TASK GOAL:
Copy all the entries below exactly, but not the pictures.

Stored entries:
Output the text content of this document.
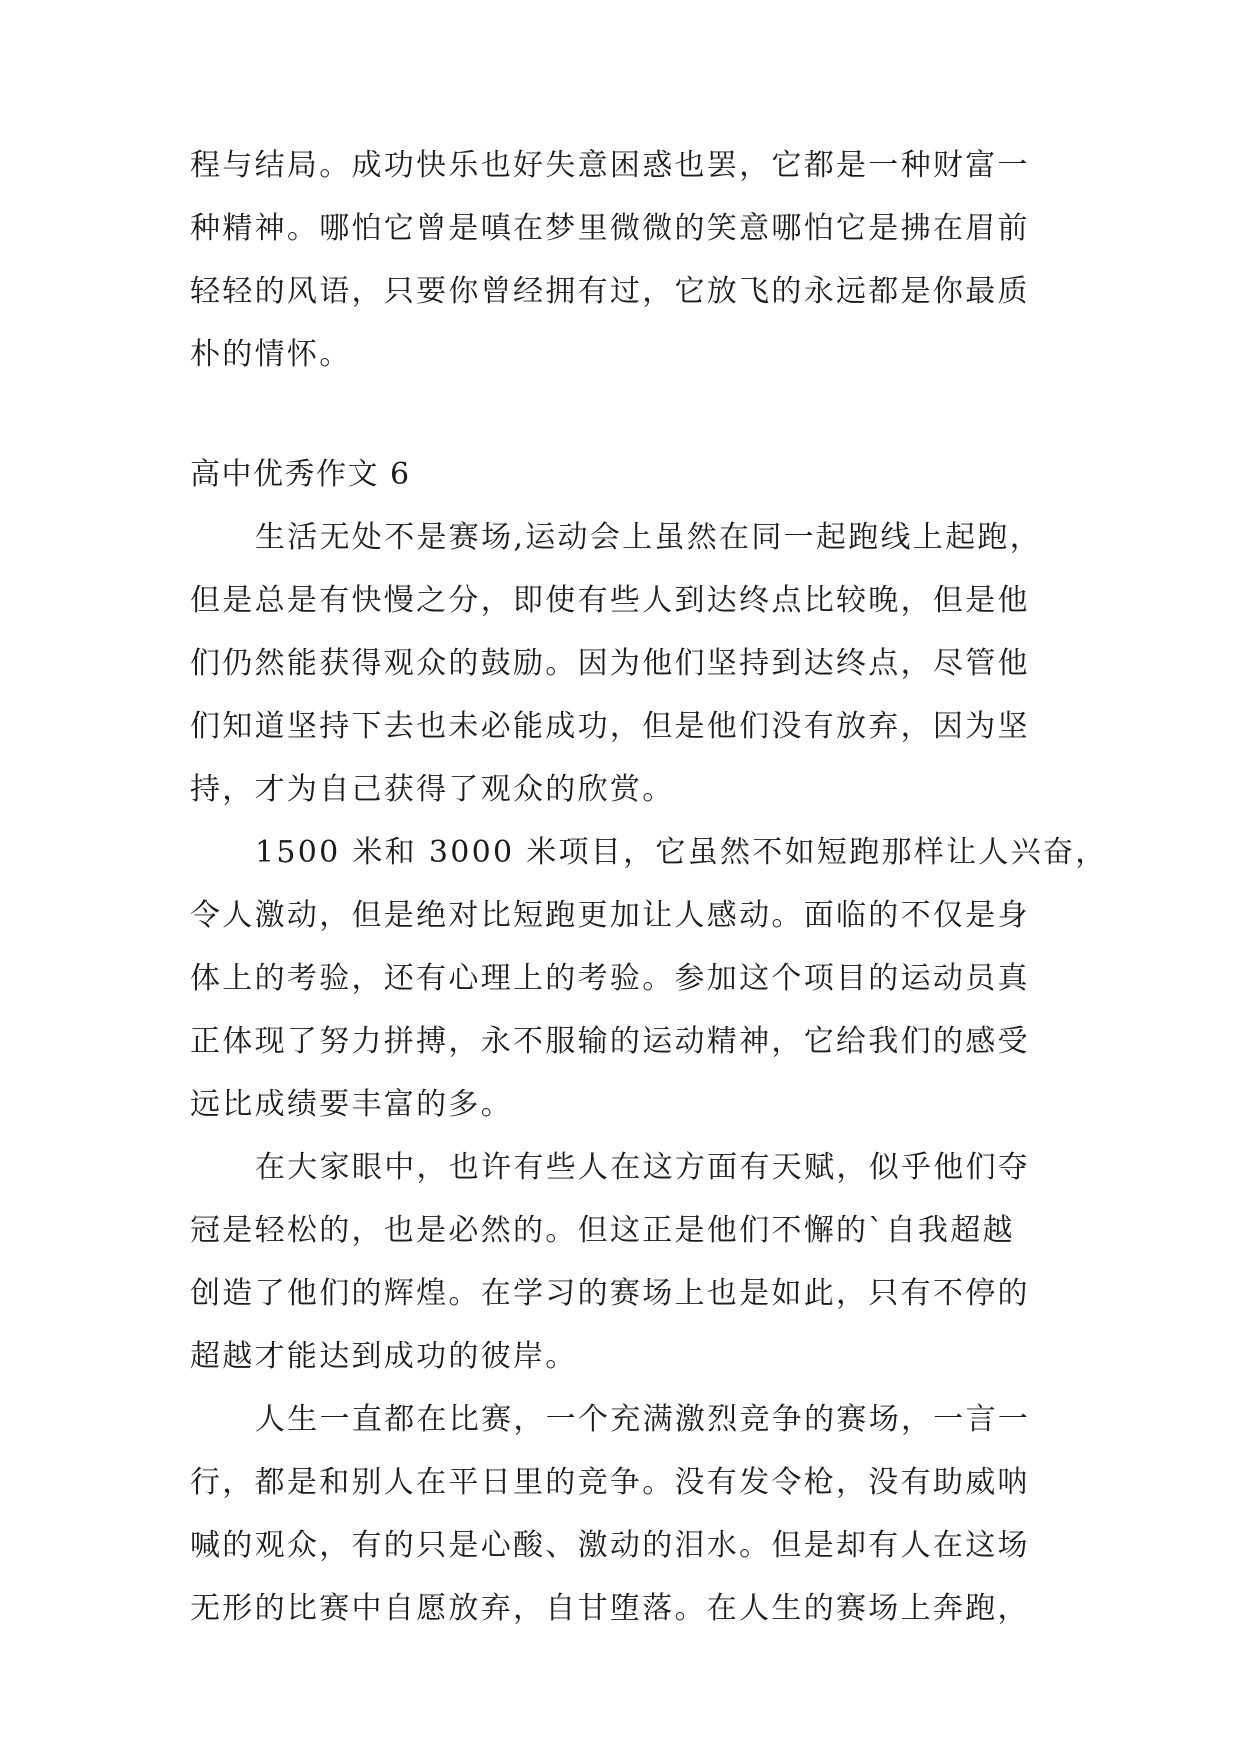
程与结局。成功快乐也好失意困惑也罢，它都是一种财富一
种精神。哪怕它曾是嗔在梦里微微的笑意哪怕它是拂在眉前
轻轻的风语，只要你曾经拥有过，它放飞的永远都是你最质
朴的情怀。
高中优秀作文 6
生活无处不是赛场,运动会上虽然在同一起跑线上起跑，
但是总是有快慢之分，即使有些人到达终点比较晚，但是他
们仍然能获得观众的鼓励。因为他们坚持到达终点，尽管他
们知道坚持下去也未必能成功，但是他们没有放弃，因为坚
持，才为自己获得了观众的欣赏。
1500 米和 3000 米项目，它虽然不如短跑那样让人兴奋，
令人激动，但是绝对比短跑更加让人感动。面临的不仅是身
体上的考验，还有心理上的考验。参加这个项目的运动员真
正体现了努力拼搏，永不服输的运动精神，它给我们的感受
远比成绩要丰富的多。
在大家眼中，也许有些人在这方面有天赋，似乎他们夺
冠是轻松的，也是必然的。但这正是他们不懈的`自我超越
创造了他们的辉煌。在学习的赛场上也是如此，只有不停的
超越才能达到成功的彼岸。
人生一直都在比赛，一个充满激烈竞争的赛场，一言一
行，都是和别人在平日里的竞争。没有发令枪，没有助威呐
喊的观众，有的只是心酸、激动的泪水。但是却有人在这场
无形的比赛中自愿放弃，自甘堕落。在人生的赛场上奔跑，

THE ANSWER:
Output the text content of this document.
程与结局。成功快乐也好失意困惑也罢，它都是一种财富一
种精神。哪怕它曾是嗔在梦里微微的笑意哪怕它是拂在眉前
轻轻的风语，只要你曾经拥有过，它放飞的永远都是你最质
朴的情怀。
高中优秀作文 6
生活无处不是赛场,运动会上虽然在同一起跑线上起跑，
但是总是有快慢之分，即使有些人到达终点比较晚，但是他
们仍然能获得观众的鼓励。因为他们坚持到达终点，尽管他
们知道坚持下去也未必能成功，但是他们没有放弃，因为坚
持，才为自己获得了观众的欣赏。
1500 米和 3000 米项目，它虽然不如短跑那样让人兴奋，
令人激动，但是绝对比短跑更加让人感动。面临的不仅是身
体上的考验，还有心理上的考验。参加这个项目的运动员真
正体现了努力拼搏，永不服输的运动精神，它给我们的感受
远比成绩要丰富的多。
在大家眼中，也许有些人在这方面有天赋，似乎他们夺
冠是轻松的，也是必然的。但这正是他们不懈的`自我超越
创造了他们的辉煌。在学习的赛场上也是如此，只有不停的
超越才能达到成功的彼岸。
人生一直都在比赛，一个充满激烈竞争的赛场，一言一
行，都是和别人在平日里的竞争。没有发令枪，没有助威呐
喊的观众，有的只是心酸、激动的泪水。但是却有人在这场
无形的比赛中自愿放弃，自甘堕落。在人生的赛场上奔跑，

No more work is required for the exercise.